Recorded data
+-------+
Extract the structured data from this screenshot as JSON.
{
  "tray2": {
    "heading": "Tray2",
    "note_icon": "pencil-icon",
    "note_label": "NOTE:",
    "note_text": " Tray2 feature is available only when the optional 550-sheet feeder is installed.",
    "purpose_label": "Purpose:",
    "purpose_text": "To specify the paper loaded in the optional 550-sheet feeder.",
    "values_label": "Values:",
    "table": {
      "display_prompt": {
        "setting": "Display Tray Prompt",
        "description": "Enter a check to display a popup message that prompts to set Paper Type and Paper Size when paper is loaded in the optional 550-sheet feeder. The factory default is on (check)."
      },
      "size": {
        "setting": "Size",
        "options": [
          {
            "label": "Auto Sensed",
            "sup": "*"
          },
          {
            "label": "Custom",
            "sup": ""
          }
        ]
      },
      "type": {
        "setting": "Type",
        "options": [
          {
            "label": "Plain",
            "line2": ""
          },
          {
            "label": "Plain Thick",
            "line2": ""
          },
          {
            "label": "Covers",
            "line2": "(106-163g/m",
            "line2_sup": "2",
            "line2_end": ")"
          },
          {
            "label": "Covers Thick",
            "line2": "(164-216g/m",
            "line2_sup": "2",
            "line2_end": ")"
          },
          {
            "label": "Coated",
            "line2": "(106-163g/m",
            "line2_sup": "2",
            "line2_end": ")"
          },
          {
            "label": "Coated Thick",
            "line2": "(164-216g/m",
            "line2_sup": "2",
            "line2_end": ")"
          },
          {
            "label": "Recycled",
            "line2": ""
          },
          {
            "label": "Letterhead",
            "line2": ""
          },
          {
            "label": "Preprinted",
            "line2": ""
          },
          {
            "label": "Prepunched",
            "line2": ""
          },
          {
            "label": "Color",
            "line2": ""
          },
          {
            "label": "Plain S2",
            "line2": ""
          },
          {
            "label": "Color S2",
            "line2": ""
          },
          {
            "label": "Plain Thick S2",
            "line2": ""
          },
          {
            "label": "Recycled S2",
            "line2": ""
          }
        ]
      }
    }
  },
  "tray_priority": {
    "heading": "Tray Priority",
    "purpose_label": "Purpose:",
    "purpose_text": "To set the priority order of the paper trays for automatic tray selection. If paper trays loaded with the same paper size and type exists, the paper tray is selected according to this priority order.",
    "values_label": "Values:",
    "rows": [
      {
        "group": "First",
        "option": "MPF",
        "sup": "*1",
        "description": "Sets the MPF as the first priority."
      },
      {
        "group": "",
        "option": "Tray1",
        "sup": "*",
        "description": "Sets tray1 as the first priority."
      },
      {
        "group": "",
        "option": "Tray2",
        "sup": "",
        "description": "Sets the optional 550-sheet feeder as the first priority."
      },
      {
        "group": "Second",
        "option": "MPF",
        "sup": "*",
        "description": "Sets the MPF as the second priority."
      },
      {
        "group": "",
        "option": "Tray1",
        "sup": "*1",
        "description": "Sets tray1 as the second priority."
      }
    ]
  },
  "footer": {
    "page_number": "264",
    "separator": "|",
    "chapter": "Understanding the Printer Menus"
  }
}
+-------+
▸ Brief
Your task is to extract all of the records exactly.

▸ Response to this exercise
Extract the structured data from this screenshot as JSON.
{
  "tray2": {
    "heading": "Tray2",
    "note_icon": "pencil-icon",
    "note_label": "NOTE:",
    "note_text": " Tray2 feature is available only when the optional 550-sheet feeder is installed.",
    "purpose_label": "Purpose:",
    "purpose_text": "To specify the paper loaded in the optional 550-sheet feeder.",
    "values_label": "Values:",
    "table": {
      "display_prompt": {
        "setting": "Display Tray Prompt",
        "description": "Enter a check to display a popup message that prompts to set Paper Type and Paper Size when paper is loaded in the optional 550-sheet feeder. The factory default is on (check)."
      },
      "size": {
        "setting": "Size",
        "options": [
          {
            "label": "Auto Sensed",
            "sup": "*"
          },
          {
            "label": "Custom",
            "sup": ""
          }
        ]
      },
      "type": {
        "setting": "Type",
        "options": [
          {
            "label": "Plain",
            "line2": ""
          },
          {
            "label": "Plain Thick",
            "line2": ""
          },
          {
            "label": "Covers",
            "line2": "(106-163g/m",
            "line2_sup": "2",
            "line2_end": ")"
          },
          {
            "label": "Covers Thick",
            "line2": "(164-216g/m",
            "line2_sup": "2",
            "line2_end": ")"
          },
          {
            "label": "Coated",
            "line2": "(106-163g/m",
            "line2_sup": "2",
            "line2_end": ")"
          },
          {
            "label": "Coated Thick",
            "line2": "(164-216g/m",
            "line2_sup": "2",
            "line2_end": ")"
          },
          {
            "label": "Recycled",
            "line2": ""
          },
          {
            "label": "Letterhead",
            "line2": ""
          },
          {
            "label": "Preprinted",
            "line2": ""
          },
          {
            "label": "Prepunched",
            "line2": ""
          },
          {
            "label": "Color",
            "line2": ""
          },
          {
            "label": "Plain S2",
            "line2": ""
          },
          {
            "label": "Color S2",
            "line2": ""
          },
          {
            "label": "Plain Thick S2",
            "line2": ""
          },
          {
            "label": "Recycled S2",
            "line2": ""
          }
        ]
      }
    }
  },
  "tray_priority": {
    "heading": "Tray Priority",
    "purpose_label": "Purpose:",
    "purpose_text": "To set the priority order of the paper trays for automatic tray selection. If paper trays loaded with the same paper size and type exists, the paper tray is selected according to this priority order.",
    "values_label": "Values:",
    "rows": [
      {
        "group": "First",
        "option": "MPF",
        "sup": "*1",
        "description": "Sets the MPF as the first priority."
      },
      {
        "group": "",
        "option": "Tray1",
        "sup": "*",
        "description": "Sets tray1 as the first priority."
      },
      {
        "group": "",
        "option": "Tray2",
        "sup": "",
        "description": "Sets the optional 550-sheet feeder as the first priority."
      },
      {
        "group": "Second",
        "option": "MPF",
        "sup": "*",
        "description": "Sets the MPF as the second priority."
      },
      {
        "group": "",
        "option": "Tray1",
        "sup": "*1",
        "description": "Sets tray1 as the second priority."
      }
    ]
  },
  "footer": {
    "page_number": "264",
    "separator": "|",
    "chapter": "Understanding the Printer Menus"
  }
}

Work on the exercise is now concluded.